• _Supplied records_
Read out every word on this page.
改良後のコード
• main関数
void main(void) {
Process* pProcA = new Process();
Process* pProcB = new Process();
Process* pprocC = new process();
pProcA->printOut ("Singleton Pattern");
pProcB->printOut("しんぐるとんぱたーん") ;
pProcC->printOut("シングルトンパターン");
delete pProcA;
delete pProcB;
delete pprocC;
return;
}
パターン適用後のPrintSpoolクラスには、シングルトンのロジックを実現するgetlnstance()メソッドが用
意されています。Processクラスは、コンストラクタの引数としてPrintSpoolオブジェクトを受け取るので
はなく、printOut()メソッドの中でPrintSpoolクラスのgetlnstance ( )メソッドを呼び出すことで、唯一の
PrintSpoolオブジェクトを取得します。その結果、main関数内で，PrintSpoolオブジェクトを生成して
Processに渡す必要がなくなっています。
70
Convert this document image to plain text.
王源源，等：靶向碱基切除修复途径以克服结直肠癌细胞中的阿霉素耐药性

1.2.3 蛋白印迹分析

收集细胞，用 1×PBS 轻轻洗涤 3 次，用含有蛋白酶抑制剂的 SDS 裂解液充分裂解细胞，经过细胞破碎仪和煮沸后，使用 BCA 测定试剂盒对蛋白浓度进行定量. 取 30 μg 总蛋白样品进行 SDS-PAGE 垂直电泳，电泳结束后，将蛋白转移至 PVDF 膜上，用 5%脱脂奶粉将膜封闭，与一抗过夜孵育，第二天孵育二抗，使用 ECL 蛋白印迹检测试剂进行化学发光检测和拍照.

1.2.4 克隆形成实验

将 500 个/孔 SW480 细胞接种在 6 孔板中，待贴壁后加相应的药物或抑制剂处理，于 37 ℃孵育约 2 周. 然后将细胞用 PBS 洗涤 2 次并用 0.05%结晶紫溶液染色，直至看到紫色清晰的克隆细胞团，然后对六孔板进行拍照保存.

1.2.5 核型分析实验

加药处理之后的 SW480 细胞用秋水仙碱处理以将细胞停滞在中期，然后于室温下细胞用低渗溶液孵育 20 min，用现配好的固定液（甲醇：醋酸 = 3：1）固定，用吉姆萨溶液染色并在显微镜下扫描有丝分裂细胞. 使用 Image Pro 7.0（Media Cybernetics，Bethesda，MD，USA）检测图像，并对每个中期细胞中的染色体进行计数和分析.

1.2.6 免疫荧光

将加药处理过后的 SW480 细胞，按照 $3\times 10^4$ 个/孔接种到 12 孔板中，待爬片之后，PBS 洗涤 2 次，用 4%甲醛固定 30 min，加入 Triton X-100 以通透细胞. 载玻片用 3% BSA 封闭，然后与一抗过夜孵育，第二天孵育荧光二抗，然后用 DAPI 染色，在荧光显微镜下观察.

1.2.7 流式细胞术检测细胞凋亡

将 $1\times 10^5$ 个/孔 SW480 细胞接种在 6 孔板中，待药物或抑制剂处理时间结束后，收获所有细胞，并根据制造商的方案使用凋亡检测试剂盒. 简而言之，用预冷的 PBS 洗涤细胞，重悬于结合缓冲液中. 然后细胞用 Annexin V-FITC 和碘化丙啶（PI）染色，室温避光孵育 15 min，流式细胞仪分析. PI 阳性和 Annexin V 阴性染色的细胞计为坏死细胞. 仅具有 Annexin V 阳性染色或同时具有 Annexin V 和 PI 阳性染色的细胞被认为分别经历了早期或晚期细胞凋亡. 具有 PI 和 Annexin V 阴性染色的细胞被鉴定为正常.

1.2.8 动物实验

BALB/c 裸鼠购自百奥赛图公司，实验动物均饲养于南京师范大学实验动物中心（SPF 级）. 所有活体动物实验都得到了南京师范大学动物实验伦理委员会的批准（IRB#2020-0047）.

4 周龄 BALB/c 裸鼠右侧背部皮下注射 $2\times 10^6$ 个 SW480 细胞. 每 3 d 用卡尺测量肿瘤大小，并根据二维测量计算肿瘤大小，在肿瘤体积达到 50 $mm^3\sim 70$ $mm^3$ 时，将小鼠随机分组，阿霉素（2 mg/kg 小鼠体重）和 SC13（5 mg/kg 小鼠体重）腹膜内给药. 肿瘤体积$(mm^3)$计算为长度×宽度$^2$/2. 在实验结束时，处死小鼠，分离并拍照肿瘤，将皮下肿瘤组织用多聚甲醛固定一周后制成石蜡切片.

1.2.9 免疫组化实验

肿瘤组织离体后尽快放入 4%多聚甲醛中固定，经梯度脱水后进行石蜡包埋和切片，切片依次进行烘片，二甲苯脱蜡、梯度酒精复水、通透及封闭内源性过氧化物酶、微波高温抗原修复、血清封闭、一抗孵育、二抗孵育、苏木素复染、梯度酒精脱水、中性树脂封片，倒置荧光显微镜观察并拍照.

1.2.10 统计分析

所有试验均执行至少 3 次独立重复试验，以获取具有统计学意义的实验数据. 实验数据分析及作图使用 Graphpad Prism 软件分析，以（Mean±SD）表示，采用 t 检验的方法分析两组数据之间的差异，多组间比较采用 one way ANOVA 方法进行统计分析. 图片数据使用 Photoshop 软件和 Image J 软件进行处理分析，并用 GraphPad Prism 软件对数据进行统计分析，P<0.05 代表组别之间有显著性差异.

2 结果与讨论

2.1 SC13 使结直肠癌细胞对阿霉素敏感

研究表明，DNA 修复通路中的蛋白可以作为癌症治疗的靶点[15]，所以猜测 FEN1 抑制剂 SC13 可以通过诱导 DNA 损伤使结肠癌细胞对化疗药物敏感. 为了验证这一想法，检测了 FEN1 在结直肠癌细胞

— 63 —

• _Challenge_
Extract all the entries word for word.

• _Finished exercise_
Read out every word on this page.
改良後のコード
• main関数
void main(void) {
Process* pProcA = new Process();
Process* pProcB = new Process();
Process* pprocC = new process();
pProcA->printOut ("Singleton Pattern");
pProcB->printOut("しんぐるとんぱたーん") ;
pProcC->printOut("シングルトンパターン");
delete pProcA;
delete pProcB;
delete pprocC;
return;
}
パターン適用後のPrintSpoolクラスには、シングルトンのロジックを実現するgetlnstance()メソッドが用
意されています。Processクラスは、コンストラクタの引数としてPrintSpoolオブジェクトを受け取るので
はなく、printOut()メソッドの中でPrintSpoolクラスのgetlnstance ( )メソッドを呼び出すことで、唯一の
PrintSpoolオブジェクトを取得します。その結果、main関数内で，PrintSpoolオブジェクトを生成して
Processに渡す必要がなくなっています。
70
Convert this document image to plain text.
王源源，等：靶向碱基切除修复途径以克服结直肠癌细胞中的阿霉素耐药性

1.2.3 蛋白印迹分析

收集细胞，用 1×PBS 轻轻洗涤 3 次，用含有蛋白酶抑制剂的 SDS 裂解液充分裂解细胞，经过细胞破碎仪和煮沸后，使用 BCA 测定试剂盒对蛋白浓度进行定量. 取 30 μg 总蛋白样品进行 SDS-PAGE 垂直电泳，电泳结束后，将蛋白转移至 PVDF 膜上，用 5%脱脂奶粉将膜封闭，与一抗过夜孵育，第二天孵育二抗，使用 ECL 蛋白印迹检测试剂进行化学发光检测和拍照.

1.2.4 克隆形成实验

将 500 个/孔 SW480 细胞接种在 6 孔板中，待贴壁后加相应的药物或抑制剂处理，于 37 ℃孵育约 2 周. 然后将细胞用 PBS 洗涤 2 次并用 0.05%结晶紫溶液染色，直至看到紫色清晰的克隆细胞团，然后对六孔板进行拍照保存.

1.2.5 核型分析实验

加药处理之后的 SW480 细胞用秋水仙碱处理以将细胞停滞在中期，然后于室温下细胞用低渗溶液孵育 20 min，用现配好的固定液（甲醇：醋酸 = 3：1）固定，用吉姆萨溶液染色并在显微镜下扫描有丝分裂细胞. 使用 Image Pro 7.0（Media Cybernetics，Bethesda，MD，USA）检测图像，并对每个中期细胞中的染色体进行计数和分析.

1.2.6 免疫荧光

将加药处理过后的 SW480 细胞，按照 $3\times 10^4$ 个/孔接种到 12 孔板中，待爬片之后，PBS 洗涤 2 次，用 4%甲醛固定 30 min，加入 Triton X-100 以通透细胞. 载玻片用 3% BSA 封闭，然后与一抗过夜孵育，第二天孵育荧光二抗，然后用 DAPI 染色，在荧光显微镜下观察.

1.2.7 流式细胞术检测细胞凋亡

将 $1\times 10^5$ 个/孔 SW480 细胞接种在 6 孔板中，待药物或抑制剂处理时间结束后，收获所有细胞，并根据制造商的方案使用凋亡检测试剂盒. 简而言之，用预冷的 PBS 洗涤细胞，重悬于结合缓冲液中. 然后细胞用 Annexin V-FITC 和碘化丙啶（PI）染色，室温避光孵育 15 min，流式细胞仪分析. PI 阳性和 Annexin V 阴性染色的细胞计为坏死细胞. 仅具有 Annexin V 阳性染色或同时具有 Annexin V 和 PI 阳性染色的细胞被认为分别经历了早期或晚期细胞凋亡. 具有 PI 和 Annexin V 阴性染色的细胞被鉴定为正常.

1.2.8 动物实验

BALB/c 裸鼠购自百奥赛图公司，实验动物均饲养于南京师范大学实验动物中心（SPF 级）. 所有活体动物实验都得到了南京师范大学动物实验伦理委员会的批准（IRB#2020-0047）.

4 周龄 BALB/c 裸鼠右侧背部皮下注射 $2\times 10^6$ 个 SW480 细胞. 每 3 d 用卡尺测量肿瘤大小，并根据二维测量计算肿瘤大小，在肿瘤体积达到 50 $mm^3\sim 70$ $mm^3$ 时，将小鼠随机分组，阿霉素（2 mg/kg 小鼠体重）和 SC13（5 mg/kg 小鼠体重）腹膜内给药. 肿瘤体积$(mm^3)$计算为长度×宽度$^2$/2. 在实验结束时，处死小鼠，分离并拍照肿瘤，将皮下肿瘤组织用多聚甲醛固定一周后制成石蜡切片.

1.2.9 免疫组化实验

肿瘤组织离体后尽快放入 4%多聚甲醛中固定，经梯度脱水后进行石蜡包埋和切片，切片依次进行烘片，二甲苯脱蜡、梯度酒精复水、通透及封闭内源性过氧化物酶、微波高温抗原修复、血清封闭、一抗孵育、二抗孵育、苏木素复染、梯度酒精脱水、中性树脂封片，倒置荧光显微镜观察并拍照.

1.2.10 统计分析

所有试验均执行至少 3 次独立重复试验，以获取具有统计学意义的实验数据. 实验数据分析及作图使用 Graphpad Prism 软件分析，以（Mean±SD）表示，采用 t 检验的方法分析两组数据之间的差异，多组间比较采用 one way ANOVA 方法进行统计分析. 图片数据使用 Photoshop 软件和 Image J 软件进行处理分析，并用 GraphPad Prism 软件对数据进行统计分析，P<0.05 代表组别之间有显著性差异.

2 结果与讨论

2.1 SC13 使结直肠癌细胞对阿霉素敏感

研究表明，DNA 修复通路中的蛋白可以作为癌症治疗的靶点[15]，所以猜测 FEN1 抑制剂 SC13 可以通过诱导 DNA 损伤使结肠癌细胞对化疗药物敏感. 为了验证这一想法，检测了 FEN1 在结直肠癌细胞

— 63 —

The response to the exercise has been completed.